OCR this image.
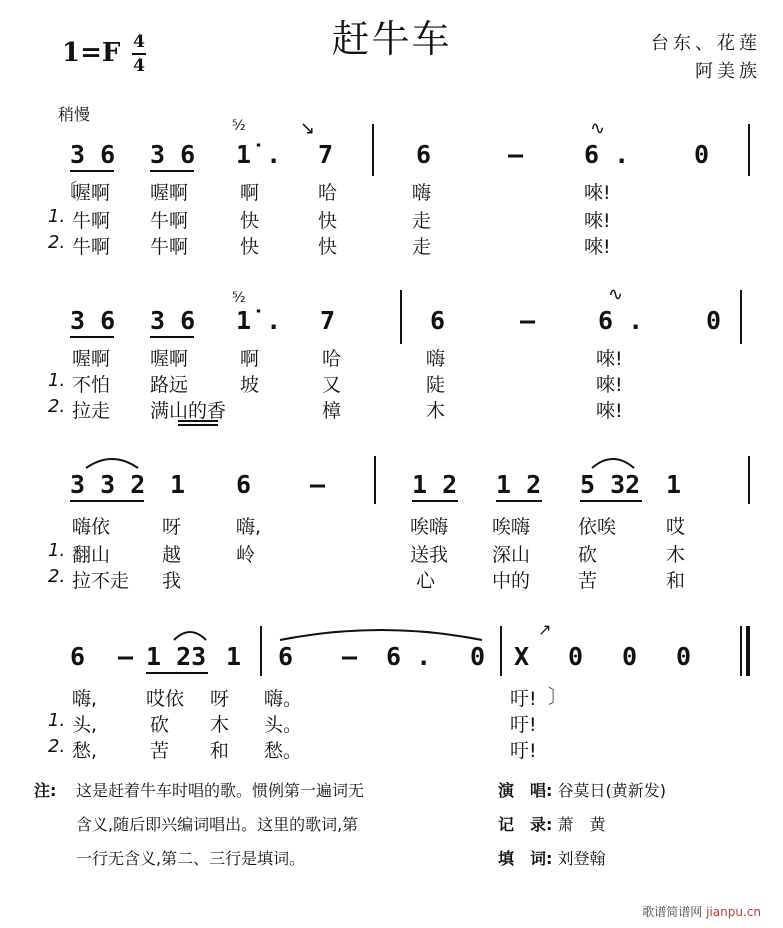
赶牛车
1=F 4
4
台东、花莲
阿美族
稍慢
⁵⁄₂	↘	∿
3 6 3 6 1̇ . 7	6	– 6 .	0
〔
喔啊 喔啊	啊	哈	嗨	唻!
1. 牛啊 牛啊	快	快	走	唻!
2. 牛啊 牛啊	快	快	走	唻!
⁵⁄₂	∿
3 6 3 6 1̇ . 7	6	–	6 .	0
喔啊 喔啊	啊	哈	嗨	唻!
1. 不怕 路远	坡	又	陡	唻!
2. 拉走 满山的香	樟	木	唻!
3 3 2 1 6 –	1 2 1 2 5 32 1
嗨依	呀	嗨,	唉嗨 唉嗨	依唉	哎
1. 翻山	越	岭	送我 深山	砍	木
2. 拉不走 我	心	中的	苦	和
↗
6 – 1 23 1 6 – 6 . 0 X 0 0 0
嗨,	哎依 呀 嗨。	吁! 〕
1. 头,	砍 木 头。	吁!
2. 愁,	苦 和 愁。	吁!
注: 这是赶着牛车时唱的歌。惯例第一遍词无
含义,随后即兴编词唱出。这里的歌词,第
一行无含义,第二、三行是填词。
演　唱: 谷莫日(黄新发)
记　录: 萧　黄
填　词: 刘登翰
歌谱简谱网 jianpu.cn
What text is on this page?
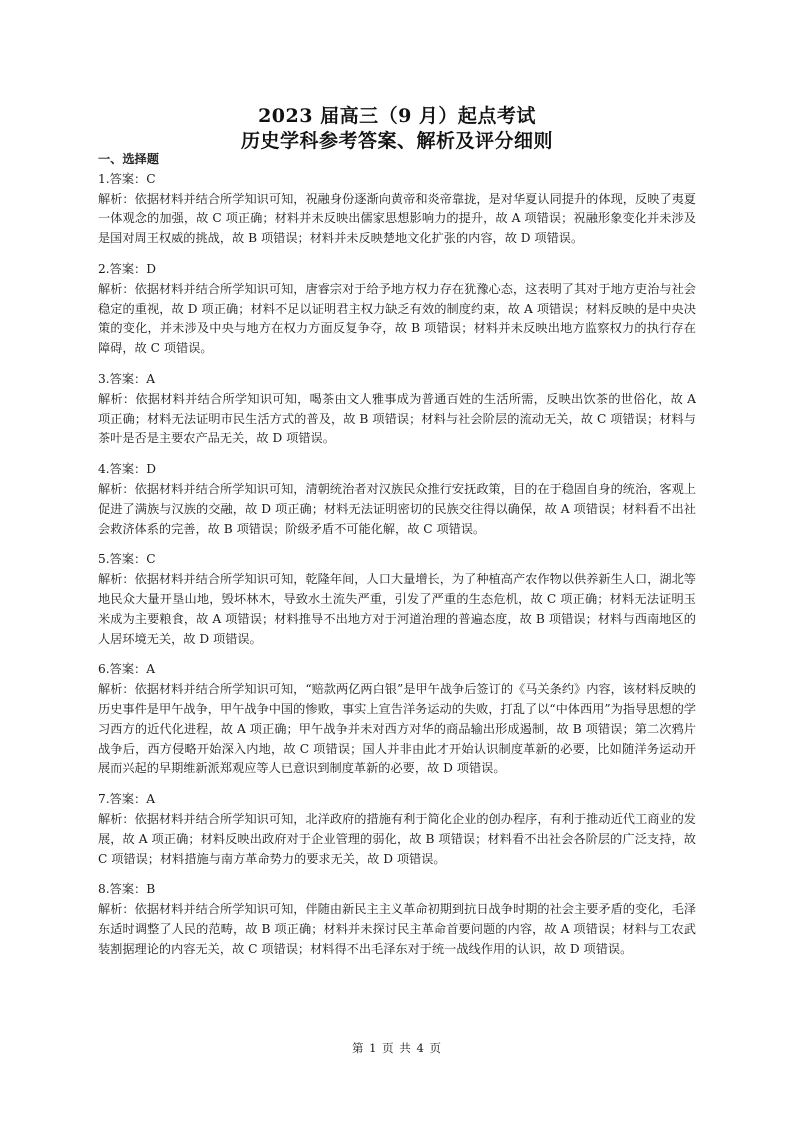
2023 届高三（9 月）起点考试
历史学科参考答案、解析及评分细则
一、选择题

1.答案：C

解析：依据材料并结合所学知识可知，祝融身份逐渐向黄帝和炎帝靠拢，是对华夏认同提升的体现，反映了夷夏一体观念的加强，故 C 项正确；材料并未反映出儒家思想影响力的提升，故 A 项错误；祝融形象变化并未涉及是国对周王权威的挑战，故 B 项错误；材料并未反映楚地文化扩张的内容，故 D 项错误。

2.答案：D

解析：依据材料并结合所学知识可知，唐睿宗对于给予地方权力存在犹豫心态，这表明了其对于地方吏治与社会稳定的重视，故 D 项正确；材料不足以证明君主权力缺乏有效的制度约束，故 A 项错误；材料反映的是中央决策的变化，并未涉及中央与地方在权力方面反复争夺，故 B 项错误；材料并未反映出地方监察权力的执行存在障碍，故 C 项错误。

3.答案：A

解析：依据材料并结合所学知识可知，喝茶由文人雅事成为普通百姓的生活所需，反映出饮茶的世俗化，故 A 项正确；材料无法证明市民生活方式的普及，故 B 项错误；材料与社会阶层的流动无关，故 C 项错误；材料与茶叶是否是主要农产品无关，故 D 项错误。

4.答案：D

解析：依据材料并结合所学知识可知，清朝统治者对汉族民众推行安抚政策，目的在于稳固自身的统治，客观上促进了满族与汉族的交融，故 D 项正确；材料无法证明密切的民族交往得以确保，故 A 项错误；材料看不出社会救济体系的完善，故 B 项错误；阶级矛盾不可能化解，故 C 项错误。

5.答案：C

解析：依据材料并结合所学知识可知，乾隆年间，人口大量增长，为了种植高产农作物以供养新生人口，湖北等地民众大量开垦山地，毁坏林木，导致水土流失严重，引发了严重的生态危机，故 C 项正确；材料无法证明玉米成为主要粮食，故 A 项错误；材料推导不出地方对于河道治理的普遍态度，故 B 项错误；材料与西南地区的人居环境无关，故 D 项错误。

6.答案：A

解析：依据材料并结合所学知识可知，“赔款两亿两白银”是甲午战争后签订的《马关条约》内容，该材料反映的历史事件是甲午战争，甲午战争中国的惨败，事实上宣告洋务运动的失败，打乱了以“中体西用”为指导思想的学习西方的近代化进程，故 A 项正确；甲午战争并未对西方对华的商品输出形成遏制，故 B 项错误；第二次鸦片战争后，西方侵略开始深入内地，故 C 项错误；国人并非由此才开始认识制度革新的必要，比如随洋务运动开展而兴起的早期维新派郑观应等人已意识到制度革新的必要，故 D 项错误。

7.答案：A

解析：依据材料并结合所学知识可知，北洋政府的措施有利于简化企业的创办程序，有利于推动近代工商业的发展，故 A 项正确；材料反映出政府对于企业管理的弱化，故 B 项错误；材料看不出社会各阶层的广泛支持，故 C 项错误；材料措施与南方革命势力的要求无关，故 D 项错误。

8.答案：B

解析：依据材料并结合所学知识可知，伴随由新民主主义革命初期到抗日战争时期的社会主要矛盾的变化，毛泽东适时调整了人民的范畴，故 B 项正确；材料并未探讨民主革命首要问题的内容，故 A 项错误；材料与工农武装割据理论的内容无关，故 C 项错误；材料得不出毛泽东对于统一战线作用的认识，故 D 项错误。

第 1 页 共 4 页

Work to be completed: Copy the records word for word, leaving no picture in the copy.

Task output:
OCR this image.
赶牛车
1=F 4
4
台东、花莲
阿美族
稍慢
⁵⁄₂	↘	∿
3 6 3 6 1̇ . 7	6	– 6 .	0
〔
喔啊 喔啊	啊	哈	嗨	唻!
1. 牛啊 牛啊	快	快	走	唻!
2. 牛啊 牛啊	快	快	走	唻!
⁵⁄₂	∿
3 6 3 6 1̇ . 7	6	–	6 .	0
喔啊 喔啊	啊	哈	嗨	唻!
1. 不怕 路远	坡	又	陡	唻!
2. 拉走 满山的香	樟	木	唻!
3 3 2 1 6 –	1 2 1 2 5 32 1
嗨依	呀	嗨,	唉嗨 唉嗨	依唉	哎
1. 翻山	越	岭	送我 深山	砍	木
2. 拉不走 我	心	中的	苦	和
↗
6 – 1 23 1 6 – 6 . 0 X 0 0 0
嗨,	哎依 呀 嗨。	吁! 〕
1. 头,	砍 木 头。	吁!
2. 愁,	苦 和 愁。	吁!
注: 这是赶着牛车时唱的歌。惯例第一遍词无
含义,随后即兴编词唱出。这里的歌词,第
一行无含义,第二、三行是填词。
演　唱: 谷莫日(黄新发)
记　录: 萧　黄
填　词: 刘登翰
歌谱简谱网 jianpu.cn
What text is on this page?
2023 届高三（9 月）起点考试
历史学科参考答案、解析及评分细则
一、选择题

1.答案：C

解析：依据材料并结合所学知识可知，祝融身份逐渐向黄帝和炎帝靠拢，是对华夏认同提升的体现，反映了夷夏一体观念的加强，故 C 项正确；材料并未反映出儒家思想影响力的提升，故 A 项错误；祝融形象变化并未涉及是国对周王权威的挑战，故 B 项错误；材料并未反映楚地文化扩张的内容，故 D 项错误。

2.答案：D

解析：依据材料并结合所学知识可知，唐睿宗对于给予地方权力存在犹豫心态，这表明了其对于地方吏治与社会稳定的重视，故 D 项正确；材料不足以证明君主权力缺乏有效的制度约束，故 A 项错误；材料反映的是中央决策的变化，并未涉及中央与地方在权力方面反复争夺，故 B 项错误；材料并未反映出地方监察权力的执行存在障碍，故 C 项错误。

3.答案：A

解析：依据材料并结合所学知识可知，喝茶由文人雅事成为普通百姓的生活所需，反映出饮茶的世俗化，故 A 项正确；材料无法证明市民生活方式的普及，故 B 项错误；材料与社会阶层的流动无关，故 C 项错误；材料与茶叶是否是主要农产品无关，故 D 项错误。

4.答案：D

解析：依据材料并结合所学知识可知，清朝统治者对汉族民众推行安抚政策，目的在于稳固自身的统治，客观上促进了满族与汉族的交融，故 D 项正确；材料无法证明密切的民族交往得以确保，故 A 项错误；材料看不出社会救济体系的完善，故 B 项错误；阶级矛盾不可能化解，故 C 项错误。

5.答案：C

解析：依据材料并结合所学知识可知，乾隆年间，人口大量增长，为了种植高产农作物以供养新生人口，湖北等地民众大量开垦山地，毁坏林木，导致水土流失严重，引发了严重的生态危机，故 C 项正确；材料无法证明玉米成为主要粮食，故 A 项错误；材料推导不出地方对于河道治理的普遍态度，故 B 项错误；材料与西南地区的人居环境无关，故 D 项错误。

6.答案：A

解析：依据材料并结合所学知识可知，“赔款两亿两白银”是甲午战争后签订的《马关条约》内容，该材料反映的历史事件是甲午战争，甲午战争中国的惨败，事实上宣告洋务运动的失败，打乱了以“中体西用”为指导思想的学习西方的近代化进程，故 A 项正确；甲午战争并未对西方对华的商品输出形成遏制，故 B 项错误；第二次鸦片战争后，西方侵略开始深入内地，故 C 项错误；国人并非由此才开始认识制度革新的必要，比如随洋务运动开展而兴起的早期维新派郑观应等人已意识到制度革新的必要，故 D 项错误。

7.答案：A

解析：依据材料并结合所学知识可知，北洋政府的措施有利于简化企业的创办程序，有利于推动近代工商业的发展，故 A 项正确；材料反映出政府对于企业管理的弱化，故 B 项错误；材料看不出社会各阶层的广泛支持，故 C 项错误；材料措施与南方革命势力的要求无关，故 D 项错误。

8.答案：B

解析：依据材料并结合所学知识可知，伴随由新民主主义革命初期到抗日战争时期的社会主要矛盾的变化，毛泽东适时调整了人民的范畴，故 B 项正确；材料并未探讨民主革命首要问题的内容，故 A 项错误；材料与工农武装割据理论的内容无关，故 C 项错误；材料得不出毛泽东对于统一战线作用的认识，故 D 项错误。

第 1 页 共 4 页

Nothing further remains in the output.